■ Task A ■
Which high school did Meredith Tax graduate from, according to the biography text?

■ Document text ■
- Meredith Tax, from a 1961 newspaper
- Born: September 18, 1942 Milwaukee, Wisconsin, U.S.
- Died: September 25, 2022 (aged 80) Teaneck, New Jersey, U.S.
- Education: Brandeis University; Birkbeck College;
- Occupation: Writer
- Known for: Feminist writer; activist;
- Spouses: ; Jonathan Schwartz ​(divorced)​ ; Marshall Berman ​(divorced)​
- Children: 2

= Meredith Tax =

American writer and activist (1942–2022)

Meredith Jane Tax (September 18, 1942 – September 25, 2022) was an American feminist writer and political activist.

==Early life==
Tax was born on September 18, 1942, in Milwaukee, Wisconsin, the daughter of Archie Tax, a physician, and Martha Brazy Tax. She graduated from Whitefish Bay High School in Whitefish Bay, Wisconsin, in 1960. In 1961, she represented Brandeis on College Bowl. She was a National Merit Scholar and was in the twelfth graduating class of Brandeis University in 1964. She spent the next four years at Birkbeck College, University of London, on Fulbright and Woodrow Wilson fellowships.

==Career==
Despite her "dreams of a gilded career in the arts", Tax gave up the idea of an academic career in favor of movement work and became a writer and an activist. After returning to the US, she became a founding member of Bread and Roses, a socialist women's liberation organization in Boston, and joined the October League. Tax's 1970 essay, "Woman and Her Mind: The Story of Daily Life", is considered a classic document of the US women's liberation movement. She is the author of a history book, The Rising of the Women: Feminist Solidarity and Class Conflict, 1880–1917 (1980; 2001); two historical novels, Rivington Street (1982; 2001) and Union Square (1988; 2001), and a children's picture book, Families (1981; 1996, 1998), which was attacked by the Christian Coalition for its nontraditional approach to family structure. In 1995, she coauthored "The Power of the Word: Culture, Censorship and Voice", a pamphlet on gender-based censorship, with Marjorie Agosin, Ama Ata Aidoo, Ritu Menon, Ninotchka Rosca, and Mariella Sala.

■ Input records ■
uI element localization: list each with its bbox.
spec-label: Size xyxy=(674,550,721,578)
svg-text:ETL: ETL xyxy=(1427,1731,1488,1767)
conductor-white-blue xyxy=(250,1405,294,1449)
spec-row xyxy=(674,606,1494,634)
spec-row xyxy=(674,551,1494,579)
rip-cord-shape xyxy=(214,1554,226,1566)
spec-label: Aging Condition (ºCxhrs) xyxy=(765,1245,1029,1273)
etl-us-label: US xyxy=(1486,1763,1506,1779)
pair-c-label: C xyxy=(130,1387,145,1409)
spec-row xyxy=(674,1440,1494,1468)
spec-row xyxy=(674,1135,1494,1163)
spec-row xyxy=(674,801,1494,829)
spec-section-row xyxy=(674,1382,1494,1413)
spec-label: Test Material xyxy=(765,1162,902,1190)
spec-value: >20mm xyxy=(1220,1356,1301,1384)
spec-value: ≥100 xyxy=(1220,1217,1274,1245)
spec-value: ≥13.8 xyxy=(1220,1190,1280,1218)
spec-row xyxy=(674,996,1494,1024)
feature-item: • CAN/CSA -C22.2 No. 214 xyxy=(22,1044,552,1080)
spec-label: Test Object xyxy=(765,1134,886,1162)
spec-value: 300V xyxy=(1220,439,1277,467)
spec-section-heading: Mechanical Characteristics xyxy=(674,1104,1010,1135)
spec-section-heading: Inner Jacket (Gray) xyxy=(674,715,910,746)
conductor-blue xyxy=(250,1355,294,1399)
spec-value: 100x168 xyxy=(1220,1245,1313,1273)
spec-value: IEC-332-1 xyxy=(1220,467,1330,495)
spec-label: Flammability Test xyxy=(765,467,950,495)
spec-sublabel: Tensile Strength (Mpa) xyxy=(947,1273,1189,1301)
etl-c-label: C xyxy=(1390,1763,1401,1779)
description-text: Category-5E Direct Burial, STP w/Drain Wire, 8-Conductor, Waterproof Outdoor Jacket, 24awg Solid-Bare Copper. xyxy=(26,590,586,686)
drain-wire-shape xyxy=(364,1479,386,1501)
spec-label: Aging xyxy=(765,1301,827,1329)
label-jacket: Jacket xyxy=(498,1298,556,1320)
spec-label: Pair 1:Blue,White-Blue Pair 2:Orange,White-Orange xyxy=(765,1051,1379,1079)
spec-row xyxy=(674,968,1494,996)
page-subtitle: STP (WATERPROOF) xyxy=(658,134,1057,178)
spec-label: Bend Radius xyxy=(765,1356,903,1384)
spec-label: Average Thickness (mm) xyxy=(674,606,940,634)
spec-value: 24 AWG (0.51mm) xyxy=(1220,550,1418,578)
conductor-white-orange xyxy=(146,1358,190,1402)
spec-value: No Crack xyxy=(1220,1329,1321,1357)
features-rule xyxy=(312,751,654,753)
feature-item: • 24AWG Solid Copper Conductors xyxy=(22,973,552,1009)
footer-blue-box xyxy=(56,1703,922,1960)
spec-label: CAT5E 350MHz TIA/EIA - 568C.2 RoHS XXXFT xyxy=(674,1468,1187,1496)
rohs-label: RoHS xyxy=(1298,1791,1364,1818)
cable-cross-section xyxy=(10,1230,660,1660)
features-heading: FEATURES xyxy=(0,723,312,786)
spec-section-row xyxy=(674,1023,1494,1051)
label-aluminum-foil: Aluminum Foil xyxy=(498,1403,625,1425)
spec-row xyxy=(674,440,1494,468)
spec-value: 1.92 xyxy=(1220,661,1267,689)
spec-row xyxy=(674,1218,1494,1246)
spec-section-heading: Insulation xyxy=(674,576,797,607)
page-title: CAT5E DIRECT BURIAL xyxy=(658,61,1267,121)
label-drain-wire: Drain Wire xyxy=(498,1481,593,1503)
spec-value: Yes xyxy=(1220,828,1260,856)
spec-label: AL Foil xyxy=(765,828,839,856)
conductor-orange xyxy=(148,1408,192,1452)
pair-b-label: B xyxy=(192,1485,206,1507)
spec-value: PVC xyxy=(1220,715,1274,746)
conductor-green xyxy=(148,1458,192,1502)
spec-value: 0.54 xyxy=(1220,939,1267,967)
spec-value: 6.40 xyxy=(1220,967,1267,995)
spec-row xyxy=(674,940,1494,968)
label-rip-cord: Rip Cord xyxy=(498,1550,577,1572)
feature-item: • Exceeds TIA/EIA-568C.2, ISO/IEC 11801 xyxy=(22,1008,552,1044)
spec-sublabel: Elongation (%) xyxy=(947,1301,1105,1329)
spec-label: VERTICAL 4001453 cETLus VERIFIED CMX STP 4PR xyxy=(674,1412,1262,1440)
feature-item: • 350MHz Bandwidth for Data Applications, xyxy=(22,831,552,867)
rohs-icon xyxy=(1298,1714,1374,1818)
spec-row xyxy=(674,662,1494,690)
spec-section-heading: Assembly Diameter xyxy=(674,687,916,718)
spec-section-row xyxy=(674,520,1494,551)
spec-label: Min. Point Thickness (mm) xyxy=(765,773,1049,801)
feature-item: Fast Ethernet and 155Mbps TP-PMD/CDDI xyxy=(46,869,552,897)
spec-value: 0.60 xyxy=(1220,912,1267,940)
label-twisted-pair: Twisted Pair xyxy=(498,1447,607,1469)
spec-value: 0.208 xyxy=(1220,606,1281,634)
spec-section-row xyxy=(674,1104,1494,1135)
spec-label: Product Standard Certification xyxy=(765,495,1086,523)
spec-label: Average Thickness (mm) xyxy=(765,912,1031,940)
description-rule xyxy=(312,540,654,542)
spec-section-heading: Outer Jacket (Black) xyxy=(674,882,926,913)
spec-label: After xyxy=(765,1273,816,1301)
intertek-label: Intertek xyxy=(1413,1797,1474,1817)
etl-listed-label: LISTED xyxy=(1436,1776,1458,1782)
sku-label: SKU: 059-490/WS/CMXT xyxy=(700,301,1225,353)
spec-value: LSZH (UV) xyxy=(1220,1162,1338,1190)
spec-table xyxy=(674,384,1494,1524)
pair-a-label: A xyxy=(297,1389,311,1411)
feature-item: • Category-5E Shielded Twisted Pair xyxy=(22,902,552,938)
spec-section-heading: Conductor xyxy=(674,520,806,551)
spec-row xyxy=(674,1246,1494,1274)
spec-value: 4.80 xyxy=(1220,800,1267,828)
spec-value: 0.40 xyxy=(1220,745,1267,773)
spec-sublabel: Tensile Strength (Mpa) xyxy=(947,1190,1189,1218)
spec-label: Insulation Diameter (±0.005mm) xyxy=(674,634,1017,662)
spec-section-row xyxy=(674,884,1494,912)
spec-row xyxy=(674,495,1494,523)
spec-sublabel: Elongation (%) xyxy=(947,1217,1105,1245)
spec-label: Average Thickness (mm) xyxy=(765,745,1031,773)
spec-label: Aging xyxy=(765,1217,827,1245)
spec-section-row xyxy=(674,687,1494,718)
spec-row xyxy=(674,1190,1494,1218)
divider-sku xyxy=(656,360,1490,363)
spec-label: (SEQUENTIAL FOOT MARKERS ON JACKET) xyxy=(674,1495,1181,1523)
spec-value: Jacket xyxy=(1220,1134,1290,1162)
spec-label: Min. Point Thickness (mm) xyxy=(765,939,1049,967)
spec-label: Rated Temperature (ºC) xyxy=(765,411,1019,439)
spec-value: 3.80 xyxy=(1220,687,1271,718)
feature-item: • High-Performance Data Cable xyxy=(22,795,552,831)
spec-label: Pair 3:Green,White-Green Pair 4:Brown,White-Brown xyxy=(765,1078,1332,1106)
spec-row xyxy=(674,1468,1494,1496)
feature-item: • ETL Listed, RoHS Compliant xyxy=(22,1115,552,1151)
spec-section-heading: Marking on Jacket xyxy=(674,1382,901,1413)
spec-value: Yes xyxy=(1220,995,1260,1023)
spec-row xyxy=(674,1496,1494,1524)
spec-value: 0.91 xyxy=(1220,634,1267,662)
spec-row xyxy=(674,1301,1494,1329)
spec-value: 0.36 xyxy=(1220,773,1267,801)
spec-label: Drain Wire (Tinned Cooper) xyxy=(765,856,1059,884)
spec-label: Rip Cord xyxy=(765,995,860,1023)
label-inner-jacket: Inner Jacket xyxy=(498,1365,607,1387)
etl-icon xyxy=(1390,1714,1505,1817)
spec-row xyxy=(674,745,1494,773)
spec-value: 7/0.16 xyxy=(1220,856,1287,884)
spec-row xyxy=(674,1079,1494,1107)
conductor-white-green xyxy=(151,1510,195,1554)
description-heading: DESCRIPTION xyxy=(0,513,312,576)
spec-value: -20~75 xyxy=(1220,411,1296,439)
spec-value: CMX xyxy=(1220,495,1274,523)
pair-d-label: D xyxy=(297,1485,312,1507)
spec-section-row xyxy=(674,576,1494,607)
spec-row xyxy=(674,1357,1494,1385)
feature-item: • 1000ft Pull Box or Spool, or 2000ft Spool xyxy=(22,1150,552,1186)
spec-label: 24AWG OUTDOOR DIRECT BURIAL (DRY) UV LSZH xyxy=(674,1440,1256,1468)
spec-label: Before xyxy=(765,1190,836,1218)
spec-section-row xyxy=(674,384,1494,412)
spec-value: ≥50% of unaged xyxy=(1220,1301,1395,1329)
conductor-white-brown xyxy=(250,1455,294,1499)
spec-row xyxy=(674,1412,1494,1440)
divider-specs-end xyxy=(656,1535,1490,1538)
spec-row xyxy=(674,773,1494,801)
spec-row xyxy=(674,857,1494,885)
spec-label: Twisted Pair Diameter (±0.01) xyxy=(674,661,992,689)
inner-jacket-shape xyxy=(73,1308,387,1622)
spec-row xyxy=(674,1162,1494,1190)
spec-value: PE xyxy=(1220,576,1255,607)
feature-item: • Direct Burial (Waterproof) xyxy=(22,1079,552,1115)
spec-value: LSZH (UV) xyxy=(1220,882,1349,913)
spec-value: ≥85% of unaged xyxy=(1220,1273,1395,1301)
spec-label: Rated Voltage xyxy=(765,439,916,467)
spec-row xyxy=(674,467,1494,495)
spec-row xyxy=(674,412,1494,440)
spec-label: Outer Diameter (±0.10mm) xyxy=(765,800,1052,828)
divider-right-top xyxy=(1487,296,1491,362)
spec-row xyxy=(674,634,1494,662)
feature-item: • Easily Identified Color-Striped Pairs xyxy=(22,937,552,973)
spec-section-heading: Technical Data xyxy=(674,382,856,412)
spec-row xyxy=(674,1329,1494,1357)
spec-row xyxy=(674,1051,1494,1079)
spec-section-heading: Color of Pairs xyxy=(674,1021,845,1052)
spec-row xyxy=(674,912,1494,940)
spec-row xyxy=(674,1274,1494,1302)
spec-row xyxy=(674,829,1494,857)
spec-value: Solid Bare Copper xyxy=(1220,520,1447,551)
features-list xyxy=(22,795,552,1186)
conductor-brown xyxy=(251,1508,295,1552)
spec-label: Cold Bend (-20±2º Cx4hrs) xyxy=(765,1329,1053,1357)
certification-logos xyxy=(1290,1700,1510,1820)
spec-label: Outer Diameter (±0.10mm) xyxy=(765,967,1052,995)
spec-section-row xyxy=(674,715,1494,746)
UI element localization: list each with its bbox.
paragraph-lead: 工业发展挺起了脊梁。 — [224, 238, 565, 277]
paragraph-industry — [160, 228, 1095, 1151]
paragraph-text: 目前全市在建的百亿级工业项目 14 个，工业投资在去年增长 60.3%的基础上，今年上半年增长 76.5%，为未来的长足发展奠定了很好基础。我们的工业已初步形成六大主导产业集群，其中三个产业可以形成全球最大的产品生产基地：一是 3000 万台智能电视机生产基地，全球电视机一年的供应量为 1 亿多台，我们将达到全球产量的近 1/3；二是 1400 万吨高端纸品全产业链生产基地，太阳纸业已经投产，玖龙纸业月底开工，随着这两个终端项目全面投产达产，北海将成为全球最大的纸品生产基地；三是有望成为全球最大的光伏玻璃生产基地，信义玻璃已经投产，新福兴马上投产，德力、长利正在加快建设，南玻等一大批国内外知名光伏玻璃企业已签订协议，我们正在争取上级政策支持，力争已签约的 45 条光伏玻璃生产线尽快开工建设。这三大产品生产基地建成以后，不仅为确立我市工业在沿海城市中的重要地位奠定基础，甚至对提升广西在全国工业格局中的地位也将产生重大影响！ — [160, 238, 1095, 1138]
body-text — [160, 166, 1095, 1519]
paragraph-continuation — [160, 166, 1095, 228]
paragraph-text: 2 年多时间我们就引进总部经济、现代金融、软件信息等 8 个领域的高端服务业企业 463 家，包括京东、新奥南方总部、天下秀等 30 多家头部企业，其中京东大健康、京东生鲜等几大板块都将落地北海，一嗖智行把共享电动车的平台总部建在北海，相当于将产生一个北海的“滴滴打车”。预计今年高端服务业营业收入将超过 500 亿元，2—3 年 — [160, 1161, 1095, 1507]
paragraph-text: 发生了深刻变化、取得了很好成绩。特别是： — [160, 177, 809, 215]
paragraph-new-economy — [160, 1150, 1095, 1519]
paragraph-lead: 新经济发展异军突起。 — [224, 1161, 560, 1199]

■ Task B ■
Take the lines of the listing from its first line up to and including the line with "spec-label: Pair 1:Blue,White-Blue", switch "Flammability Test" to "Flame Test", and return only those lines.

■ Problem solution A ■
Whitefish Bay High School in Whitefish Bay, Wisconsin.

■ Problem solution B ■
uI element localization: list each with its bbox.
spec-label: Size xyxy=(674,550,721,578)
svg-text:ETL: ETL xyxy=(1427,1731,1488,1767)
conductor-white-blue xyxy=(250,1405,294,1449)
spec-row xyxy=(674,606,1494,634)
spec-row xyxy=(674,551,1494,579)
rip-cord-shape xyxy=(214,1554,226,1566)
spec-label: Aging Condition (ºCxhrs) xyxy=(765,1245,1029,1273)
etl-us-label: US xyxy=(1486,1763,1506,1779)
pair-c-label: C xyxy=(130,1387,145,1409)
spec-row xyxy=(674,1440,1494,1468)
spec-row xyxy=(674,1135,1494,1163)
spec-row xyxy=(674,801,1494,829)
spec-section-row xyxy=(674,1382,1494,1413)
spec-label: Test Material xyxy=(765,1162,902,1190)
spec-value: >20mm xyxy=(1220,1356,1301,1384)
spec-value: ≥100 xyxy=(1220,1217,1274,1245)
spec-value: ≥13.8 xyxy=(1220,1190,1280,1218)
spec-row xyxy=(674,996,1494,1024)
feature-item: • CAN/CSA -C22.2 No. 214 xyxy=(22,1044,552,1080)
spec-label: Test Object xyxy=(765,1134,886,1162)
spec-value: 300V xyxy=(1220,439,1277,467)
spec-section-heading: Mechanical Characteristics xyxy=(674,1104,1010,1135)
spec-section-heading: Inner Jacket (Gray) xyxy=(674,715,910,746)
conductor-blue xyxy=(250,1355,294,1399)
spec-value: 100x168 xyxy=(1220,1245,1313,1273)
spec-value: IEC-332-1 xyxy=(1220,467,1330,495)
spec-label: Flame Test xyxy=(765,467,950,495)
spec-sublabel: Tensile Strength (Mpa) xyxy=(947,1273,1189,1301)
etl-c-label: C xyxy=(1390,1763,1401,1779)
description-text: Category-5E Direct Burial, STP w/Drain Wire, 8-Conductor, Waterproof Outdoor Jacket, 24awg Solid-Bare Copper. xyxy=(26,590,586,686)
drain-wire-shape xyxy=(364,1479,386,1501)
spec-label: Aging xyxy=(765,1301,827,1329)
label-jacket: Jacket xyxy=(498,1298,556,1320)
spec-label: Pair 1:Blue,White-Blue Pair 2:Orange,White-Orange xyxy=(765,1051,1379,1079)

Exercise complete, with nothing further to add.